**YOUR INSTRUCTIONS**
Copy all the entries below exactly, but not the pictures.
........
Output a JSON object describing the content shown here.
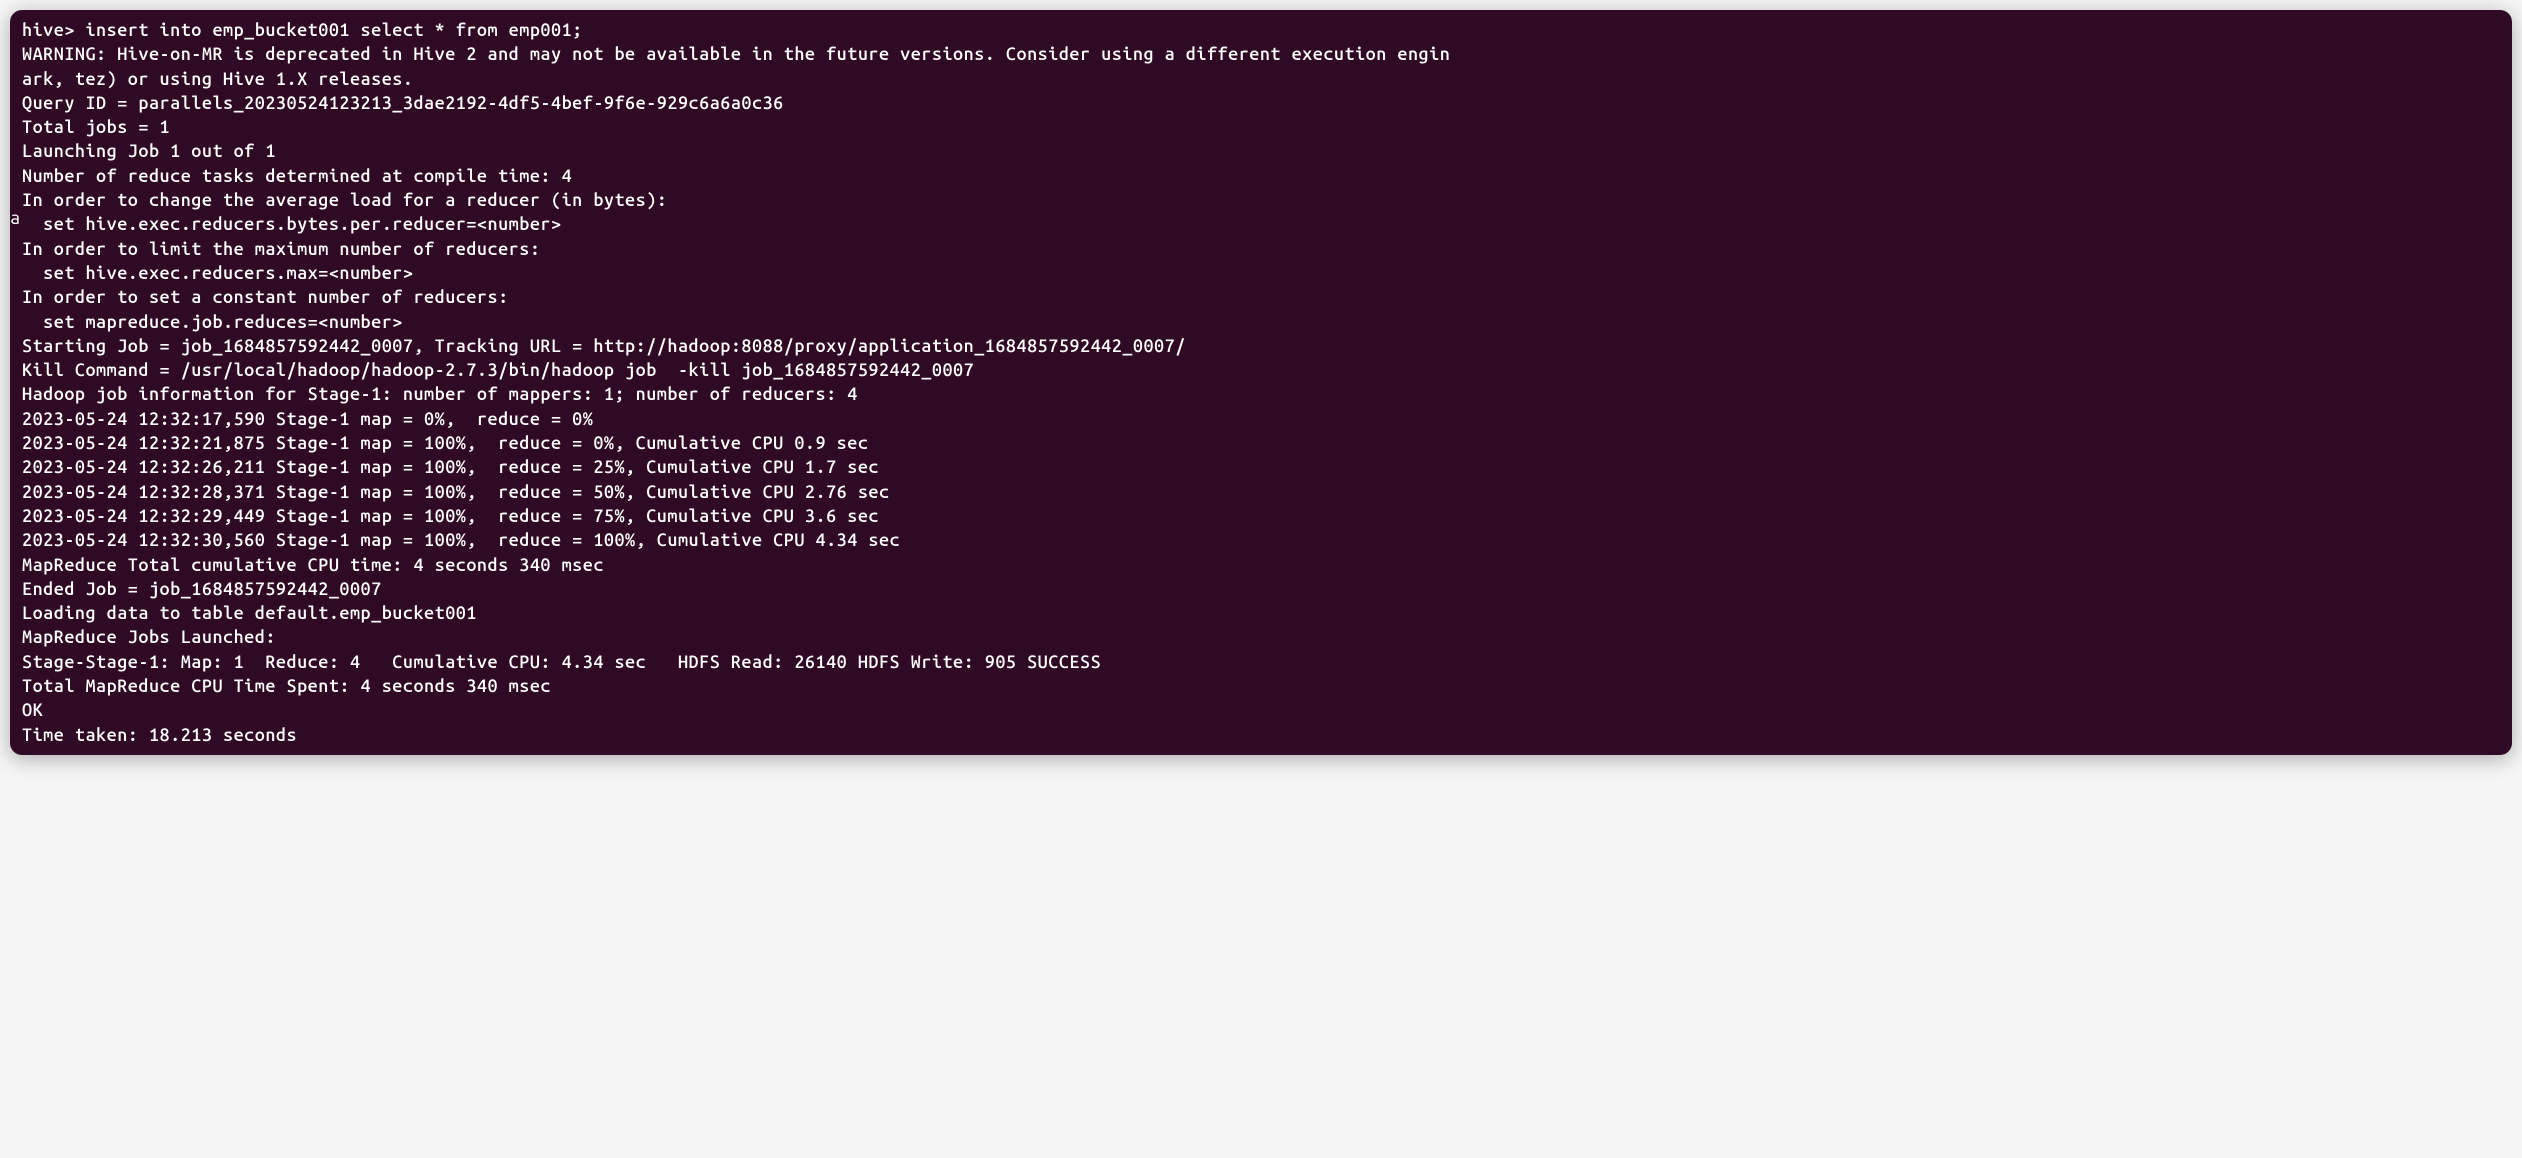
{
  "terminal": {
    "side_char": "a",
    "lines": [
      "hive> insert into emp_bucket001 select * from emp001;",
      "WARNING: Hive-on-MR is deprecated in Hive 2 and may not be available in the future versions. Consider using a different execution engin",
      "ark, tez) or using Hive 1.X releases.",
      "Query ID = parallels_20230524123213_3dae2192-4df5-4bef-9f6e-929c6a6a0c36",
      "Total jobs = 1",
      "Launching Job 1 out of 1",
      "Number of reduce tasks determined at compile time: 4",
      "In order to change the average load for a reducer (in bytes):",
      "  set hive.exec.reducers.bytes.per.reducer=<number>",
      "In order to limit the maximum number of reducers:",
      "  set hive.exec.reducers.max=<number>",
      "In order to set a constant number of reducers:",
      "  set mapreduce.job.reduces=<number>",
      "Starting Job = job_1684857592442_0007, Tracking URL = http://hadoop:8088/proxy/application_1684857592442_0007/",
      "Kill Command = /usr/local/hadoop/hadoop-2.7.3/bin/hadoop job  -kill job_1684857592442_0007",
      "Hadoop job information for Stage-1: number of mappers: 1; number of reducers: 4",
      "2023-05-24 12:32:17,590 Stage-1 map = 0%,  reduce = 0%",
      "2023-05-24 12:32:21,875 Stage-1 map = 100%,  reduce = 0%, Cumulative CPU 0.9 sec",
      "2023-05-24 12:32:26,211 Stage-1 map = 100%,  reduce = 25%, Cumulative CPU 1.7 sec",
      "2023-05-24 12:32:28,371 Stage-1 map = 100%,  reduce = 50%, Cumulative CPU 2.76 sec",
      "2023-05-24 12:32:29,449 Stage-1 map = 100%,  reduce = 75%, Cumulative CPU 3.6 sec",
      "2023-05-24 12:32:30,560 Stage-1 map = 100%,  reduce = 100%, Cumulative CPU 4.34 sec",
      "MapReduce Total cumulative CPU time: 4 seconds 340 msec",
      "Ended Job = job_1684857592442_0007",
      "Loading data to table default.emp_bucket001",
      "MapReduce Jobs Launched:",
      "Stage-Stage-1: Map: 1  Reduce: 4   Cumulative CPU: 4.34 sec   HDFS Read: 26140 HDFS Write: 905 SUCCESS",
      "Total MapReduce CPU Time Spent: 4 seconds 340 msec",
      "OK",
      "Time taken: 18.213 seconds"
    ]
  }
}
........
**CORRECT RESULT**
Output a JSON object describing the content shown here.
{
  "terminal": {
    "side_char": "a",
    "lines": [
      "hive> insert into emp_bucket001 select * from emp001;",
      "WARNING: Hive-on-MR is deprecated in Hive 2 and may not be available in the future versions. Consider using a different execution engin",
      "ark, tez) or using Hive 1.X releases.",
      "Query ID = parallels_20230524123213_3dae2192-4df5-4bef-9f6e-929c6a6a0c36",
      "Total jobs = 1",
      "Launching Job 1 out of 1",
      "Number of reduce tasks determined at compile time: 4",
      "In order to change the average load for a reducer (in bytes):",
      "  set hive.exec.reducers.bytes.per.reducer=<number>",
      "In order to limit the maximum number of reducers:",
      "  set hive.exec.reducers.max=<number>",
      "In order to set a constant number of reducers:",
      "  set mapreduce.job.reduces=<number>",
      "Starting Job = job_1684857592442_0007, Tracking URL = http://hadoop:8088/proxy/application_1684857592442_0007/",
      "Kill Command = /usr/local/hadoop/hadoop-2.7.3/bin/hadoop job  -kill job_1684857592442_0007",
      "Hadoop job information for Stage-1: number of mappers: 1; number of reducers: 4",
      "2023-05-24 12:32:17,590 Stage-1 map = 0%,  reduce = 0%",
      "2023-05-24 12:32:21,875 Stage-1 map = 100%,  reduce = 0%, Cumulative CPU 0.9 sec",
      "2023-05-24 12:32:26,211 Stage-1 map = 100%,  reduce = 25%, Cumulative CPU 1.7 sec",
      "2023-05-24 12:32:28,371 Stage-1 map = 100%,  reduce = 50%, Cumulative CPU 2.76 sec",
      "2023-05-24 12:32:29,449 Stage-1 map = 100%,  reduce = 75%, Cumulative CPU 3.6 sec",
      "2023-05-24 12:32:30,560 Stage-1 map = 100%,  reduce = 100%, Cumulative CPU 4.34 sec",
      "MapReduce Total cumulative CPU time: 4 seconds 340 msec",
      "Ended Job = job_1684857592442_0007",
      "Loading data to table default.emp_bucket001",
      "MapReduce Jobs Launched:",
      "Stage-Stage-1: Map: 1  Reduce: 4   Cumulative CPU: 4.34 sec   HDFS Read: 26140 HDFS Write: 905 SUCCESS",
      "Total MapReduce CPU Time Spent: 4 seconds 340 msec",
      "OK",
      "Time taken: 18.213 seconds"
    ]
  }
}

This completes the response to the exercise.